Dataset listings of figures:
-------
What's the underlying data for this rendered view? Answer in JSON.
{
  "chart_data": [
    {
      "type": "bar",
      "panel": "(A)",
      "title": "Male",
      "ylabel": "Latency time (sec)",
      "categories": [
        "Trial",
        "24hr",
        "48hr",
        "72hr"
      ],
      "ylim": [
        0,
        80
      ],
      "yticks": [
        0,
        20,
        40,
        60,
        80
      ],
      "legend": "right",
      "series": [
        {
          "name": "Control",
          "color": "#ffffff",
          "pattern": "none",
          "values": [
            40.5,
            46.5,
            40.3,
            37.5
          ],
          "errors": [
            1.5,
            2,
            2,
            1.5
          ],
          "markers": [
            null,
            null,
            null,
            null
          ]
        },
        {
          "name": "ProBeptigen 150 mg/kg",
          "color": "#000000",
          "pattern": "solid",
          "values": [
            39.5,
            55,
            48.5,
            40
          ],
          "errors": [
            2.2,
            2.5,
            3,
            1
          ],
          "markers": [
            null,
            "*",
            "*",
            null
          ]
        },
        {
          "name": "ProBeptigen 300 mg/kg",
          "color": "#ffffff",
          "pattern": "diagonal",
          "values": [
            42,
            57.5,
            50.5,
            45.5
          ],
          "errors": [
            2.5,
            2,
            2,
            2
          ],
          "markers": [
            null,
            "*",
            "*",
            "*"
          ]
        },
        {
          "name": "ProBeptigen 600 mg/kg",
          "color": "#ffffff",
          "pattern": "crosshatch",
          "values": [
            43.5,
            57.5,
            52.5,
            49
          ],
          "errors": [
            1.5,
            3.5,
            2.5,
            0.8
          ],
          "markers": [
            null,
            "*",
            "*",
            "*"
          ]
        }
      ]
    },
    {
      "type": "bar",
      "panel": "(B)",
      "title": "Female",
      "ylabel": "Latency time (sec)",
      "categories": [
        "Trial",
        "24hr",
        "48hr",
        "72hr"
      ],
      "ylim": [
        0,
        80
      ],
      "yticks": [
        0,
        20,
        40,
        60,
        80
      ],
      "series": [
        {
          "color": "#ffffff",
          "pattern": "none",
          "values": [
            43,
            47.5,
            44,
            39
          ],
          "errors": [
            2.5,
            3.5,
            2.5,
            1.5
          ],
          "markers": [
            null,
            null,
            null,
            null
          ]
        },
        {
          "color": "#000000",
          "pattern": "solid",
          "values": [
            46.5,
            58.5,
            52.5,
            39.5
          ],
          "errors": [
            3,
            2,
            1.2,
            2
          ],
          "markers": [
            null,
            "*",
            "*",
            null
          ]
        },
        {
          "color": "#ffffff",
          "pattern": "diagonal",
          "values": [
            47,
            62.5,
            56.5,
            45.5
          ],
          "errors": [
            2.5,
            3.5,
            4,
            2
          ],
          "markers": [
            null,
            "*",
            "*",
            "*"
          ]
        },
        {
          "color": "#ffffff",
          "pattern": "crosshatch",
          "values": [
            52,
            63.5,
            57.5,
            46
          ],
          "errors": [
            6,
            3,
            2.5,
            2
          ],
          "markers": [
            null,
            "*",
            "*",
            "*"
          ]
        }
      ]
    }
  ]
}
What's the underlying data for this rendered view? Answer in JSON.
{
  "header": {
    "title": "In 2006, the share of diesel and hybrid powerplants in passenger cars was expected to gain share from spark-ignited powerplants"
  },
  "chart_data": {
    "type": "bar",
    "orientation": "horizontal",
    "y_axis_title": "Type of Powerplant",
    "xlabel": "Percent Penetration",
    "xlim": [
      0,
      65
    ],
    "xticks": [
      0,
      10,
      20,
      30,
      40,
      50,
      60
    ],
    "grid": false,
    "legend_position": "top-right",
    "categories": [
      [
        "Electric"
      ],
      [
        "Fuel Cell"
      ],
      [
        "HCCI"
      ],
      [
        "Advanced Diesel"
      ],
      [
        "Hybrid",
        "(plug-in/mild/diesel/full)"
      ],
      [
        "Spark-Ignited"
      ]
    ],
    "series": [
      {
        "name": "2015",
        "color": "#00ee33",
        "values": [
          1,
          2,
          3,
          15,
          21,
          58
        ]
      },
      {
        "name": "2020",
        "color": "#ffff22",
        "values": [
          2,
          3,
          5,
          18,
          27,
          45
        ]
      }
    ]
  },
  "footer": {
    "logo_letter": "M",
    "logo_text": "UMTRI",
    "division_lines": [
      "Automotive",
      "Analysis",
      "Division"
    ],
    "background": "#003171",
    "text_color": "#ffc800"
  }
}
-------
Directive
Quote the data above in full, changing nothing.

Exercise output
What's the underlying data for this rendered view? Answer in JSON.
{
  "chart_data": [
    {
      "type": "bar",
      "panel": "(A)",
      "title": "Male",
      "ylabel": "Latency time (sec)",
      "categories": [
        "Trial",
        "24hr",
        "48hr",
        "72hr"
      ],
      "ylim": [
        0,
        80
      ],
      "yticks": [
        0,
        20,
        40,
        60,
        80
      ],
      "legend": "right",
      "series": [
        {
          "name": "Control",
          "color": "#ffffff",
          "pattern": "none",
          "values": [
            40.5,
            46.5,
            40.3,
            37.5
          ],
          "errors": [
            1.5,
            2,
            2,
            1.5
          ],
          "markers": [
            null,
            null,
            null,
            null
          ]
        },
        {
          "name": "ProBeptigen 150 mg/kg",
          "color": "#000000",
          "pattern": "solid",
          "values": [
            39.5,
            55,
            48.5,
            40
          ],
          "errors": [
            2.2,
            2.5,
            3,
            1
          ],
          "markers": [
            null,
            "*",
            "*",
            null
          ]
        },
        {
          "name": "ProBeptigen 300 mg/kg",
          "color": "#ffffff",
          "pattern": "diagonal",
          "values": [
            42,
            57.5,
            50.5,
            45.5
          ],
          "errors": [
            2.5,
            2,
            2,
            2
          ],
          "markers": [
            null,
            "*",
            "*",
            "*"
          ]
        },
        {
          "name": "ProBeptigen 600 mg/kg",
          "color": "#ffffff",
          "pattern": "crosshatch",
          "values": [
            43.5,
            57.5,
            52.5,
            49
          ],
          "errors": [
            1.5,
            3.5,
            2.5,
            0.8
          ],
          "markers": [
            null,
            "*",
            "*",
            "*"
          ]
        }
      ]
    },
    {
      "type": "bar",
      "panel": "(B)",
      "title": "Female",
      "ylabel": "Latency time (sec)",
      "categories": [
        "Trial",
        "24hr",
        "48hr",
        "72hr"
      ],
      "ylim": [
        0,
        80
      ],
      "yticks": [
        0,
        20,
        40,
        60,
        80
      ],
      "series": [
        {
          "color": "#ffffff",
          "pattern": "none",
          "values": [
            43,
            47.5,
            44,
            39
          ],
          "errors": [
            2.5,
            3.5,
            2.5,
            1.5
          ],
          "markers": [
            null,
            null,
            null,
            null
          ]
        },
        {
          "color": "#000000",
          "pattern": "solid",
          "values": [
            46.5,
            58.5,
            52.5,
            39.5
          ],
          "errors": [
            3,
            2,
            1.2,
            2
          ],
          "markers": [
            null,
            "*",
            "*",
            null
          ]
        },
        {
          "color": "#ffffff",
          "pattern": "diagonal",
          "values": [
            47,
            62.5,
            56.5,
            45.5
          ],
          "errors": [
            2.5,
            3.5,
            4,
            2
          ],
          "markers": [
            null,
            "*",
            "*",
            "*"
          ]
        },
        {
          "color": "#ffffff",
          "pattern": "crosshatch",
          "values": [
            52,
            63.5,
            57.5,
            46
          ],
          "errors": [
            6,
            3,
            2.5,
            2
          ],
          "markers": [
            null,
            "*",
            "*",
            "*"
          ]
        }
      ]
    }
  ]
}
What's the underlying data for this rendered view? Answer in JSON.
{
  "header": {
    "title": "In 2006, the share of diesel and hybrid powerplants in passenger cars was expected to gain share from spark-ignited powerplants"
  },
  "chart_data": {
    "type": "bar",
    "orientation": "horizontal",
    "y_axis_title": "Type of Powerplant",
    "xlabel": "Percent Penetration",
    "xlim": [
      0,
      65
    ],
    "xticks": [
      0,
      10,
      20,
      30,
      40,
      50,
      60
    ],
    "grid": false,
    "legend_position": "top-right",
    "categories": [
      [
        "Electric"
      ],
      [
        "Fuel Cell"
      ],
      [
        "HCCI"
      ],
      [
        "Advanced Diesel"
      ],
      [
        "Hybrid",
        "(plug-in/mild/diesel/full)"
      ],
      [
        "Spark-Ignited"
      ]
    ],
    "series": [
      {
        "name": "2015",
        "color": "#00ee33",
        "values": [
          1,
          2,
          3,
          15,
          21,
          58
        ]
      },
      {
        "name": "2020",
        "color": "#ffff22",
        "values": [
          2,
          3,
          5,
          18,
          27,
          45
        ]
      }
    ]
  },
  "footer": {
    "logo_letter": "M",
    "logo_text": "UMTRI",
    "division_lines": [
      "Automotive",
      "Analysis",
      "Division"
    ],
    "background": "#003171",
    "text_color": "#ffc800"
  }
}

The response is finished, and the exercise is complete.